*Set problem*
Retype the material that follows, keeping every word as it is.

Material provided start

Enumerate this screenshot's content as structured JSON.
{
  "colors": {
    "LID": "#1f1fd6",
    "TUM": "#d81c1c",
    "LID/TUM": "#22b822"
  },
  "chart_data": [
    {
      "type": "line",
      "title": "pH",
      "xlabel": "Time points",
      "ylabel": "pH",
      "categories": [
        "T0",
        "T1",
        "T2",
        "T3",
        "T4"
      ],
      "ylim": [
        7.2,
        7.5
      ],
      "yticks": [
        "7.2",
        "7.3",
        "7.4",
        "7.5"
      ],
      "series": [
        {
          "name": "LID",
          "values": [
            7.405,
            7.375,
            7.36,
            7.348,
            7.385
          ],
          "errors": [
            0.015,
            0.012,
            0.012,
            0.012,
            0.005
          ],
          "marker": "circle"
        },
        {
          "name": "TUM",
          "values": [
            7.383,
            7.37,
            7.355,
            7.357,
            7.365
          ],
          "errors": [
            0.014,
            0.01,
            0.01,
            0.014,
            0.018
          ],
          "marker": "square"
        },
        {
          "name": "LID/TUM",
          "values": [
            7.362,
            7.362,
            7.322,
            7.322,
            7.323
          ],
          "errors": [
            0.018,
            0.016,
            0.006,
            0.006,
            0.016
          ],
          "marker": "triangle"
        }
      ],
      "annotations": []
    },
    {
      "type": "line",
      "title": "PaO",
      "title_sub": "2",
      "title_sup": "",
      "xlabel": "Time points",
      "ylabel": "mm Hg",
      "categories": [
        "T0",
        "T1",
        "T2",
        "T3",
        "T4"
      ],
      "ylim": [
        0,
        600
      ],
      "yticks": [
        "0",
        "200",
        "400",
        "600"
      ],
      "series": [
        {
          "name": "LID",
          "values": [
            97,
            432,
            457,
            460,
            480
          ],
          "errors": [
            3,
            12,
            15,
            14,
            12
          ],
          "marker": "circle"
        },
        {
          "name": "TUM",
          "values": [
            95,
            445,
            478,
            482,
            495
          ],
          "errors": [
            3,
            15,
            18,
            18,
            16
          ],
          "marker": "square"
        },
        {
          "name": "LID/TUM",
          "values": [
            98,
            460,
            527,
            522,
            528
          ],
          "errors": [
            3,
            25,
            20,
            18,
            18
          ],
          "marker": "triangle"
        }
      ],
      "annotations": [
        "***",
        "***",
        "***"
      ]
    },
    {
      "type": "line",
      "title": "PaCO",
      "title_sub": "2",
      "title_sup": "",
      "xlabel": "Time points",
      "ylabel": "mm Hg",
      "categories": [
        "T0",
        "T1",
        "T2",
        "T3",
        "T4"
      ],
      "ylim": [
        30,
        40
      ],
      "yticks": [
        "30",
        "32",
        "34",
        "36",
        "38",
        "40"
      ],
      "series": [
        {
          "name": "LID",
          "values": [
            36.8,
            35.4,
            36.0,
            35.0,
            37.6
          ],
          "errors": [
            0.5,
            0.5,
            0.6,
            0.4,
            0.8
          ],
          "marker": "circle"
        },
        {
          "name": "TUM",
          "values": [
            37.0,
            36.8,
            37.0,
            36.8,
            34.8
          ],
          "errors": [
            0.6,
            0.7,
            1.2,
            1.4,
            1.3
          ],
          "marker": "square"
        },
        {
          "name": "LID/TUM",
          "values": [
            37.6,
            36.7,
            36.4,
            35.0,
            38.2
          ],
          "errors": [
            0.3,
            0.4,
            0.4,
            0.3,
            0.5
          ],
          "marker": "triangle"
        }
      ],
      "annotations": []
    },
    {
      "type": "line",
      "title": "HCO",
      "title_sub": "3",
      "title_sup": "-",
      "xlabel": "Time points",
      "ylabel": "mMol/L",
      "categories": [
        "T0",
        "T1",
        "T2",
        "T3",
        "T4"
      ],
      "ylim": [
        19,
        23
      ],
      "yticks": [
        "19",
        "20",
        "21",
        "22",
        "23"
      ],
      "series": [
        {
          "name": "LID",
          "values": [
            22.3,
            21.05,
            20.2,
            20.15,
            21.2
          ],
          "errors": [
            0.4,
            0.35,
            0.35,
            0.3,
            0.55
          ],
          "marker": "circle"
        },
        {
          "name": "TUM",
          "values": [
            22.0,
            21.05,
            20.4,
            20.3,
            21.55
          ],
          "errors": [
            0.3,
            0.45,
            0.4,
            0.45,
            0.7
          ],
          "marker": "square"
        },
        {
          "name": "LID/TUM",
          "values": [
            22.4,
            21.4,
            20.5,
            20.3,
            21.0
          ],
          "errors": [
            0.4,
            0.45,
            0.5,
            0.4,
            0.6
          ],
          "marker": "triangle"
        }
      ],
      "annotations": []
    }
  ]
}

Material provided end

*Reply to the task*
Enumerate this screenshot's content as structured JSON.
{
  "colors": {
    "LID": "#1f1fd6",
    "TUM": "#d81c1c",
    "LID/TUM": "#22b822"
  },
  "chart_data": [
    {
      "type": "line",
      "title": "pH",
      "xlabel": "Time points",
      "ylabel": "pH",
      "categories": [
        "T0",
        "T1",
        "T2",
        "T3",
        "T4"
      ],
      "ylim": [
        7.2,
        7.5
      ],
      "yticks": [
        "7.2",
        "7.3",
        "7.4",
        "7.5"
      ],
      "series": [
        {
          "name": "LID",
          "values": [
            7.405,
            7.375,
            7.36,
            7.348,
            7.385
          ],
          "errors": [
            0.015,
            0.012,
            0.012,
            0.012,
            0.005
          ],
          "marker": "circle"
        },
        {
          "name": "TUM",
          "values": [
            7.383,
            7.37,
            7.355,
            7.357,
            7.365
          ],
          "errors": [
            0.014,
            0.01,
            0.01,
            0.014,
            0.018
          ],
          "marker": "square"
        },
        {
          "name": "LID/TUM",
          "values": [
            7.362,
            7.362,
            7.322,
            7.322,
            7.323
          ],
          "errors": [
            0.018,
            0.016,
            0.006,
            0.006,
            0.016
          ],
          "marker": "triangle"
        }
      ],
      "annotations": []
    },
    {
      "type": "line",
      "title": "PaO",
      "title_sub": "2",
      "title_sup": "",
      "xlabel": "Time points",
      "ylabel": "mm Hg",
      "categories": [
        "T0",
        "T1",
        "T2",
        "T3",
        "T4"
      ],
      "ylim": [
        0,
        600
      ],
      "yticks": [
        "0",
        "200",
        "400",
        "600"
      ],
      "series": [
        {
          "name": "LID",
          "values": [
            97,
            432,
            457,
            460,
            480
          ],
          "errors": [
            3,
            12,
            15,
            14,
            12
          ],
          "marker": "circle"
        },
        {
          "name": "TUM",
          "values": [
            95,
            445,
            478,
            482,
            495
          ],
          "errors": [
            3,
            15,
            18,
            18,
            16
          ],
          "marker": "square"
        },
        {
          "name": "LID/TUM",
          "values": [
            98,
            460,
            527,
            522,
            528
          ],
          "errors": [
            3,
            25,
            20,
            18,
            18
          ],
          "marker": "triangle"
        }
      ],
      "annotations": [
        "***",
        "***",
        "***"
      ]
    },
    {
      "type": "line",
      "title": "PaCO",
      "title_sub": "2",
      "title_sup": "",
      "xlabel": "Time points",
      "ylabel": "mm Hg",
      "categories": [
        "T0",
        "T1",
        "T2",
        "T3",
        "T4"
      ],
      "ylim": [
        30,
        40
      ],
      "yticks": [
        "30",
        "32",
        "34",
        "36",
        "38",
        "40"
      ],
      "series": [
        {
          "name": "LID",
          "values": [
            36.8,
            35.4,
            36.0,
            35.0,
            37.6
          ],
          "errors": [
            0.5,
            0.5,
            0.6,
            0.4,
            0.8
          ],
          "marker": "circle"
        },
        {
          "name": "TUM",
          "values": [
            37.0,
            36.8,
            37.0,
            36.8,
            34.8
          ],
          "errors": [
            0.6,
            0.7,
            1.2,
            1.4,
            1.3
          ],
          "marker": "square"
        },
        {
          "name": "LID/TUM",
          "values": [
            37.6,
            36.7,
            36.4,
            35.0,
            38.2
          ],
          "errors": [
            0.3,
            0.4,
            0.4,
            0.3,
            0.5
          ],
          "marker": "triangle"
        }
      ],
      "annotations": []
    },
    {
      "type": "line",
      "title": "HCO",
      "title_sub": "3",
      "title_sup": "-",
      "xlabel": "Time points",
      "ylabel": "mMol/L",
      "categories": [
        "T0",
        "T1",
        "T2",
        "T3",
        "T4"
      ],
      "ylim": [
        19,
        23
      ],
      "yticks": [
        "19",
        "20",
        "21",
        "22",
        "23"
      ],
      "series": [
        {
          "name": "LID",
          "values": [
            22.3,
            21.05,
            20.2,
            20.15,
            21.2
          ],
          "errors": [
            0.4,
            0.35,
            0.35,
            0.3,
            0.55
          ],
          "marker": "circle"
        },
        {
          "name": "TUM",
          "values": [
            22.0,
            21.05,
            20.4,
            20.3,
            21.55
          ],
          "errors": [
            0.3,
            0.45,
            0.4,
            0.45,
            0.7
          ],
          "marker": "square"
        },
        {
          "name": "LID/TUM",
          "values": [
            22.4,
            21.4,
            20.5,
            20.3,
            21.0
          ],
          "errors": [
            0.4,
            0.45,
            0.5,
            0.4,
            0.6
          ],
          "marker": "triangle"
        }
      ],
      "annotations": []
    }
  ]
}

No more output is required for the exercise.